# EXERCISE OBJECTIVE
Write out each line of the entries below that holds the word "Name".

[Items from a data source]

____________________

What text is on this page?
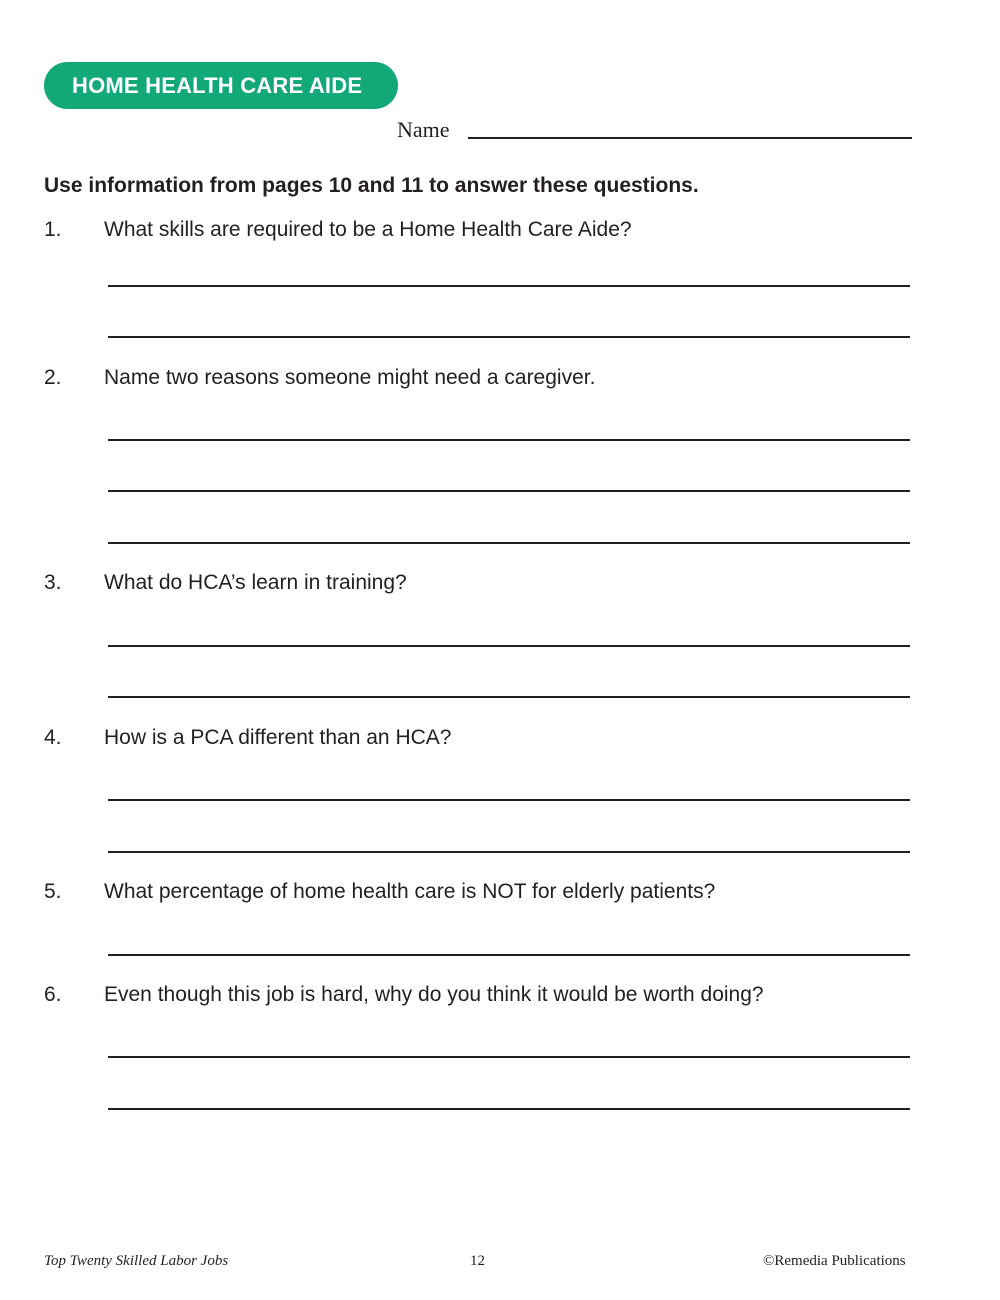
HOME HEALTH CARE AIDE
Name
Use information from pages 10 and 11 to answer these questions.
1. What skills are required to be a Home Health Care Aide?
2. Name two reasons someone might need a caregiver.
3. What do HCA’s learn in training?
4. How is a PCA different than an HCA?
5. What percentage of home health care is NOT for elderly patients?
6. Even though this job is hard, why do you think it would be worth doing?
Top Twenty Skilled Labor Jobs	12	©Remedia Publications
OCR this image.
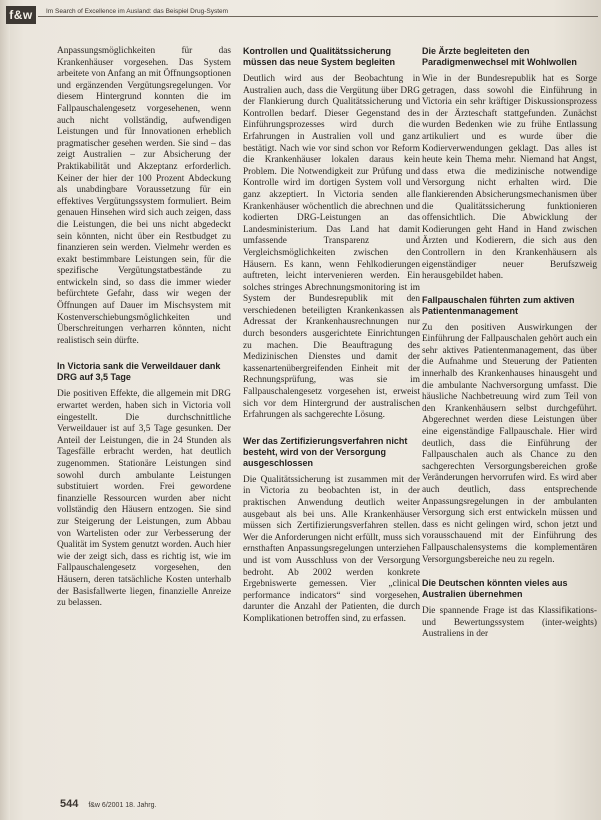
f&w	Im Search of Excellence im Ausland: das Beispiel Drug-System

Anpassungsmöglichkeiten für das Krankenhäuser vorgesehen. Das System arbeitete von Anfang an mit Öffnungsoptionen und ergänzenden Vergütungsregelungen. Vor diesem Hintergrund konnten die im Fallpauschalengesetz vorgesehenen, wenn auch nicht vollständig, aufwendigen Leistungen und für Innovationen erheblich pragmatischer gesehen werden. Sie sind – das zeigt Australien – zur Absicherung der Praktikabilität und Akzeptanz erforderlich. Keiner der hier der 100 Prozent Abdeckung als unabdingbare Voraussetzung für ein effektives Vergütungssystem formuliert. Beim genauen Hinsehen wird sich auch zeigen, dass die Leistungen, die bei uns nicht abgedeckt sein könnten, nicht über ein Restbudget zu finanzieren sein werden. Vielmehr werden es exakt bestimmbare Leistungen sein, für die spezifische Vergütungstatbestände zu entwickeln sind, so dass die immer wieder befürchtete Gefahr, dass wir wegen der Öffnungen auf Dauer im Mischsystem mit Kostenverschiebungsmöglichkeiten und Überschreitungen verharren könnten, nicht realistisch sein dürfte.

In Victoria sank die Verweildauer dank DRG auf 3,5 Tage

Die positiven Effekte, die allgemein mit DRG erwartet werden, haben sich in Victoria voll eingestellt. Die durchschnittliche Verweildauer ist auf 3,5 Tage gesunken. Der Anteil der Leistungen, die in 24 Stunden als Tagesfälle erbracht werden, hat deutlich zugenommen. Stationäre Leistungen sind sowohl durch ambulante Leistungen substituiert worden. Frei gewordene finanzielle Ressourcen wurden aber nicht vollständig den Häusern entzogen. Sie sind zur Steigerung der Leistungen, zum Abbau von Wartelisten oder zur Verbesserung der Qualität im System genutzt worden. Auch hier wie der zeigt sich, dass es richtig ist, wie im Fallpauschalengesetz vorgesehen, den Häusern, deren tatsächliche Kosten unterhalb der Basisfallwerte liegen, finanzielle Anreize zu belassen.

Kontrollen und Qualitätssicherung müssen das neue System begleiten

Deutlich wird aus der Beobachtung in Australien auch, dass die Vergütung über DRG der Flankierung durch Qualitätssicherung und Kontrollen bedarf. Dieser Gegenstand des Einführungsprozesses wird durch die Erfahrungen in Australien voll und ganz bestätigt. Nach wie vor sind schon vor Reform die Krankenhäuser lokalen daraus kein Problem. Die Notwendigkeit zur Prüfung und Kontrolle wird im dortigen System voll und ganz akzeptiert. In Victoria senden alle Krankenhäuser wöchentlich die abrechnen und kodierten DRG-Leistungen an das Landesministerium. Das Land hat damit umfassende Transparenz und Vergleichsmöglichkeiten zwischen den Häusern. Es kann, wenn Fehlkodierungen auftreten, leicht intervenieren werden. Ein solches stringes Abrechnungsmonitoring ist im System der Bundesrepublik mit den verschiedenen beteiligten Krankenkassen als Adressat der Krankenhausrechnungen nur durch besonders ausgerichtete Einrichtungen zu machen. Die Beauftragung des Medizinischen Dienstes und damit der kassenartenübergreifenden Einheit mit der Rechnungsprüfung, was sie im Fallpauschalengesetz vorgesehen ist, erweist sich vor dem Hintergrund der australischen Erfahrungen als sachgerechte Lösung.

Wer das Zertifizierungsverfahren nicht besteht, wird von der Versorgung ausgeschlossen

Die Qualitätssicherung ist zusammen mit der in Victoria zu beobachten ist, in der praktischen Anwendung deutlich weiter ausgebaut als bei uns. Alle Krankenhäuser müssen sich Zertifizierungsverfahren stellen. Wer die Anforderungen nicht erfüllt, muss sich ernsthaften Anpassungsregelungen unterziehen und ist vom Ausschluss von der Versorgung bedroht. Ab 2002 werden konkrete Ergebniswerte gemessen. Vier „clinical performance indicators“ sind vorgesehen, darunter die Anzahl der Patienten, die durch Komplikationen betroffen sind, zu erfassen.

Die Ärzte begleiteten den Paradigmenwechsel mit Wohlwollen

Wie in der Bundesrepublik hat es Sorge getragen, dass sowohl die Einführung in Victoria ein sehr kräftiger Diskussionsprozess in der Ärzteschaft stattgefunden. Zunächst wurden Bedenken wie zu frühe Entlassung artikuliert und es wurde über die Kodierverwendungen geklagt. Das alles ist heute kein Thema mehr. Niemand hat Angst, dass etwa die medizinische notwendige Versorgung nicht erhalten wird. Die flankierenden Absicherungsmechanismen über die Qualitätssicherung funktionieren offensichtlich. Die Abwicklung der Kodierungen geht Hand in Hand zwischen Ärzten und Kodierern, die sich aus den Controllern in den Krankenhäusern als eigenständiger neuer Berufszweig herausgebildet haben.

Fallpauschalen führten zum aktiven Patientenmanagement

Zu den positiven Auswirkungen der Einführung der Fallpauschalen gehört auch ein sehr aktives Patientenmanagement, das über die Aufnahme und Steuerung der Patienten innerhalb des Krankenhauses hinausgeht und die ambulante Nachversorgung umfasst. Die häusliche Nachbetreuung wird zum Teil von den Krankenhäusern selbst durchgeführt. Abgerechnet werden diese Leistungen über eine eigenständige Fallpauschale. Hier wird deutlich, dass die Einführung der Fallpauschalen auch als Chance zu den sachgerechten Versorgungsbereichen große Veränderungen hervorrufen wird. Es wird aber auch deutlich, dass entsprechende Anpassungsregelungen in der ambulanten Versorgung sich erst entwickeln müssen und dass es nicht gelingen wird, schon jetzt und vorausschauend mit der Einführung des Fallpauschalensystems die komplementären Versorgungsbereiche neu zu regeln.

Die Deutschen könnten vieles aus Australien übernehmen

Die spannende Frage ist das Klassifikations- und Bewertungssystem (inter-weights) Australiens in der

544 f&w 6/2001 18. Jahrg.
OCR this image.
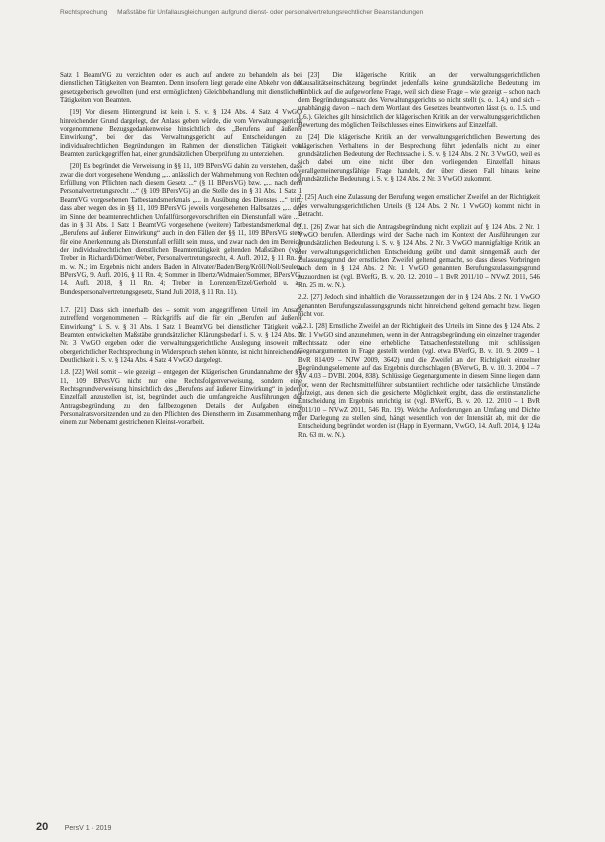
Rechtsprechung Maßstäbe für Unfallausgleichungen aufgrund dienst- oder personalvertretungsrechtlicher Beanstandungen

Satz 1 BeamtVG zu verzichten oder es auch auf andere zu behandeln als bei dienstlichen Tätigkeiten von Beamten. Denn insofern liegt gerade eine Abkehr von der gesetzgeberisch gewollten (und erst ermöglichten) Gleichbehandlung mit dienstlichen Tätigkeiten von Beamten.

[19] Vor diesem Hintergrund ist kein i. S. v. § 124 Abs. 4 Satz 4 VwGO hinreichender Grund dargelegt, der Anlass geben würde, die vom Verwaltungsgericht vorgenommene Bezugsgedankenweise hinsichtlich des „Berufens auf äußerer Einwirkung“, bei der das Verwaltungsgericht auf Entscheidungen zu individualrechtlichen Begründungen im Rahmen der dienstlichen Tätigkeit von Beamten zurückgegriffen hat, einer grundsätzlichen Überprüfung zu unterziehen.

[20] Es begründet die Verweisung in §§ 11, 109 BPersVG dahin zu verstehen, dass zwar die dort vorgesehene Wendung „... anlässlich der Wahrnehmung von Rechten oder Erfüllung von Pflichten nach diesem Gesetz ...“ (§ 11 BPersVG) bzw. „... nach dem Personalvertretungsrecht ...“ (§ 109 BPersVG) an die Stelle des in § 31 Abs. 1 Satz 1 BeamtVG vorgesehenen Tatbestandsmerkmals „... in Ausübung des Dienstes ...“ tritt, dass aber wegen des in §§ 11, 109 BPersVG jeweils vorgesehenen Halbsatzes „... der im Sinne der beamtenrechtlichen Unfallfürsorgevorschriften ein Dienstunfall wäre ...“ das in § 31 Abs. 1 Satz 1 BeamtVG vorgesehene (weitere) Tatbestandsmerkmal der „Berufens auf äußerer Einwirkung“ auch in den Fällen der §§ 11, 109 BPersVG stets für eine Anerkennung als Dienstunfall erfüllt sein muss, und zwar nach den im Bereich der individualrechtlichen dienstlichen Beamtentätigkeit geltenden Maßstäben (vgl. Treber in Richardi/Dörner/Weber, Personalvertretungsrecht, 4. Aufl. 2012, § 11 Rn. 8 m. w. N.; im Ergebnis nicht anders Baden in Altvater/Baden/Berg/Kröll/Noll/Seulen, BPersVG, 9. Aufl. 2016, § 11 Rn. 4; Sommer in Ilbertz/Widmaier/Sommer, BPersVG, 14. Aufl. 2018, § 11 Rn. 4; Treber in Lorenzen/Etzel/Gerhold u. a., Bundespersonalvertretungsgesetz, Stand Juli 2018, § 11 Rn. 11).

1.7. [21] Dass sich innerhalb des – somit vom angegriffenen Urteil im Ansatz zutreffend vorgenommenen – Rückgriffs auf die für ein „Berufen auf äußerer Einwirkung“ i. S. v. § 31 Abs. 1 Satz 1 BeamtVG bei dienstlicher Tätigkeit von Beamten entwickelten Maßstäbe grundsätzlicher Klärungsbedarf i. S. v. § 124 Abs. 2 Nr. 3 VwGO ergeben oder die verwaltungsgerichtliche Auslegung insoweit mit obergerichtlicher Rechtsprechung in Widerspruch stehen könnte, ist nicht hinreichender Deutlichkeit i. S. v. § 124a Abs. 4 Satz 4 VwGO dargelegt.

1.8. [22] Weil somit – wie gezeigt – entgegen der Klägerischen Grundannahme der §§ 11, 109 BPersVG nicht nur eine Rechtsfolgenverweisung, sondern eine Rechtsgrundverweisung hinsichtlich des „Berufens auf äußerer Einwirkung“ in jedem Einzelfall anzustellen ist, ist, begründet auch die umfangreiche Ausführungen der Antragsbegründung zu den fallbezogenen Details der Aufgaben eines Personalratsvorsitzenden und zu den Pflichten des Dienstherrn im Zusammenhang mit einem zur Nebenamt gestrichenen Kleinst-vorarbeit.

[23] Die klägerische Kritik an der verwaltungsgerichtlichen Kausalitätseinschätzung begründet jedenfalls keine grundsätzliche Bedeutung im Hinblick auf die aufgeworfene Frage, weil sich diese Frage – wie gezeigt – schon nach dem Begründungsansatz des Verwaltungsgerichts so nicht stellt (s. o. 1.4.) und sich – unabhängig davon – nach dem Wortlaut des Gesetzes beantworten lässt (s. o. 1.5. und 1.6.). Gleiches gilt hinsichtlich der klägerischen Kritik an der verwaltungsgerichtlichen Bewertung des möglichen Teilschlusses eines Einwirkens auf Einzelfall.

[24] Die klägerische Kritik an der verwaltungsgerichtlichen Bewertung des klägerischen Verhaltens in der Besprechung führt jedenfalls nicht zu einer grundsätzlichen Bedeutung der Rechtssache i. S. v. § 124 Abs. 2 Nr. 3 VwGO, weil es sich dabei um eine nicht über den vorliegenden Einzelfall hinaus verallgemeinerungsfähige Frage handelt, der über diesen Fall hinaus keine grundsätzliche Bedeutung i. S. v. § 124 Abs. 2 Nr. 3 VwGO zukommt.

2. [25] Auch eine Zulassung der Berufung wegen ernstlicher Zweifel an der Richtigkeit des verwaltungsgerichtlichen Urteils (§ 124 Abs. 2 Nr. 1 VwGO) kommt nicht in Betracht.

2.1. [26] Zwar hat sich die Antragsbegründung nicht explizit auf § 124 Abs. 2 Nr. 1 VwGO berufen. Allerdings wird der Sache nach im Kontext der Ausführungen zur grundsätzlichen Bedeutung i. S. v. § 124 Abs. 2 Nr. 3 VwGO mannigfaltige Kritik an der verwaltungsgerichtlichen Entscheidung geübt und damit sinngemäß auch der Zulassungsgrund der ernstlichen Zweifel geltend gemacht, so dass dieses Vorbringen auch dem in § 124 Abs. 2 Nr. 1 VwGO genannten Berufungszulassungsgrund zuzuordnen ist (vgl. BVerfG, B. v. 20. 12. 2010 – 1 BvR 2011/10 – NVwZ 2011, 546 Rn. 25 m. w. N.).

2.2. [27] Jedoch sind inhaltlich die Voraussetzungen der in § 124 Abs. 2 Nr. 1 VwGO genannten Berufungszulassungsgrunds nicht hinreichend geltend gemacht bzw. liegen nicht vor.

2.2.1. [28] Ernstliche Zweifel an der Richtigkeit des Urteils im Sinne des § 124 Abs. 2 Nr. 1 VwGO sind anzunehmen, wenn in der Antragsbegründung ein einzelner tragender Rechtssatz oder eine erhebliche Tatsachenfeststellung mit schlüssigen Gegenargumenten in Frage gestellt werden (vgl. etwa BVerfG, B. v. 10. 9. 2009 – 1 BvR 814/09 – NJW 2009, 3642) und die Zweifel an der Richtigkeit einzelner Begründungselemente auf das Ergebnis durchschlagen (BVerwG, B. v. 10. 3. 2004 – 7 AV 4.03 – DVBl. 2004, 838). Schlüssige Gegenargumente in diesem Sinne liegen dann vor, wenn der Rechtsmittelführer substantiiert rechtliche oder tatsächliche Umstände aufzeigt, aus denen sich die gesicherte Möglichkeit ergibt, dass die erstinstanzliche Entscheidung im Ergebnis unrichtig ist (vgl. BVerfG, B. v. 20. 12. 2010 – 1 BvR 2011/10 – NVwZ 2011, 546 Rn. 19). Welche Anforderungen an Umfang und Dichte der Darlegung zu stellen sind, hängt wesentlich von der Intensität ab, mit der die Entscheidung begründet worden ist (Happ in Eyermann, VwGO, 14. Aufl. 2014, § 124a Rn. 63 m. w. N.).

20 PersV 1 · 2019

____________________

# TASK ANSWER
Name
2. Name two reasons someone might need a caregiver.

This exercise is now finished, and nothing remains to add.